** What you need to do **
Word for word, repeat the lines of the records from the one containing "Extract the structured" through the last line, both included.

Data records
========================================================================

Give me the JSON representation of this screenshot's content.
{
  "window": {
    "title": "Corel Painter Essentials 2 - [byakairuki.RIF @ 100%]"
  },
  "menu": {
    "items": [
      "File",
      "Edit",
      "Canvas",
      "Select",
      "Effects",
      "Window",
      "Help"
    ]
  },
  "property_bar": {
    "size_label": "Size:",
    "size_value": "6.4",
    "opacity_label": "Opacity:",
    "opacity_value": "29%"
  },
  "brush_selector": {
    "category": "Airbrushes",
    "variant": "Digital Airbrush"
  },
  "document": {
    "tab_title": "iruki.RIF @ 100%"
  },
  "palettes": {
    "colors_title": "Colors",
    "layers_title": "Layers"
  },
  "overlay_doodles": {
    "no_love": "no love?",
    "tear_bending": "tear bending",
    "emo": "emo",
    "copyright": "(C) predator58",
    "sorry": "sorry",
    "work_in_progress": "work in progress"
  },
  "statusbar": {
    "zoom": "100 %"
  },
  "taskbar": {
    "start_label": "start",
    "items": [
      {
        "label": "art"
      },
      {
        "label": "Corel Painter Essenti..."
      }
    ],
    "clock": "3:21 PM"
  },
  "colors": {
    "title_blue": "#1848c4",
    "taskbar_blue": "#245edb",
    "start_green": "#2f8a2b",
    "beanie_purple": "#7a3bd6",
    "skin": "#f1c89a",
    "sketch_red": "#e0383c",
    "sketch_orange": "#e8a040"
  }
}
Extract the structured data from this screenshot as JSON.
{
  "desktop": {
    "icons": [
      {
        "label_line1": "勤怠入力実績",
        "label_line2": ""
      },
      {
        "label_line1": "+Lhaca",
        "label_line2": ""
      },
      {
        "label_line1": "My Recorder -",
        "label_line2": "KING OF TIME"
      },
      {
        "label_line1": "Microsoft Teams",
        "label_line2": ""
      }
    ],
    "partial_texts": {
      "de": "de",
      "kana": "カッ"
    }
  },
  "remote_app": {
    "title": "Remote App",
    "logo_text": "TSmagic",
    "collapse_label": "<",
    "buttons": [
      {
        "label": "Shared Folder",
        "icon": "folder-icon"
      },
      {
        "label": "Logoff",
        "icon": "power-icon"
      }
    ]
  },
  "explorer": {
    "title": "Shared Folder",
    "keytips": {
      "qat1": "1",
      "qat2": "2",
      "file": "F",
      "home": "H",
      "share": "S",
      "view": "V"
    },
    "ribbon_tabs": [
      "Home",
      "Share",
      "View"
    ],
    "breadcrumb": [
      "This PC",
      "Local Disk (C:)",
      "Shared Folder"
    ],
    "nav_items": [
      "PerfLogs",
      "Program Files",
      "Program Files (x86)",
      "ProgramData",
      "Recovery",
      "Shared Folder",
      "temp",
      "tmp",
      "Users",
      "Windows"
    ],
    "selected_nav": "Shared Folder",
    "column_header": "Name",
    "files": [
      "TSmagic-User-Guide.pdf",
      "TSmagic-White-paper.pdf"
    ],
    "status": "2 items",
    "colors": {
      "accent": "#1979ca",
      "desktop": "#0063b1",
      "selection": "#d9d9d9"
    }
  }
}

========================================================================

** Response **
Extract the structured data from this screenshot as JSON.
{
  "desktop": {
    "icons": [
      {
        "label_line1": "勤怠入力実績",
        "label_line2": ""
      },
      {
        "label_line1": "+Lhaca",
        "label_line2": ""
      },
      {
        "label_line1": "My Recorder -",
        "label_line2": "KING OF TIME"
      },
      {
        "label_line1": "Microsoft Teams",
        "label_line2": ""
      }
    ],
    "partial_texts": {
      "de": "de",
      "kana": "カッ"
    }
  },
  "remote_app": {
    "title": "Remote App",
    "logo_text": "TSmagic",
    "collapse_label": "<",
    "buttons": [
      {
        "label": "Shared Folder",
        "icon": "folder-icon"
      },
      {
        "label": "Logoff",
        "icon": "power-icon"
      }
    ]
  },
  "explorer": {
    "title": "Shared Folder",
    "keytips": {
      "qat1": "1",
      "qat2": "2",
      "file": "F",
      "home": "H",
      "share": "S",
      "view": "V"
    },
    "ribbon_tabs": [
      "Home",
      "Share",
      "View"
    ],
    "breadcrumb": [
      "This PC",
      "Local Disk (C:)",
      "Shared Folder"
    ],
    "nav_items": [
      "PerfLogs",
      "Program Files",
      "Program Files (x86)",
      "ProgramData",
      "Recovery",
      "Shared Folder",
      "temp",
      "tmp",
      "Users",
      "Windows"
    ],
    "selected_nav": "Shared Folder",
    "column_header": "Name",
    "files": [
      "TSmagic-User-Guide.pdf",
      "TSmagic-White-paper.pdf"
    ],
    "status": "2 items",
    "colors": {
      "accent": "#1979ca",
      "desktop": "#0063b1",
      "selection": "#d9d9d9"
    }
  }
}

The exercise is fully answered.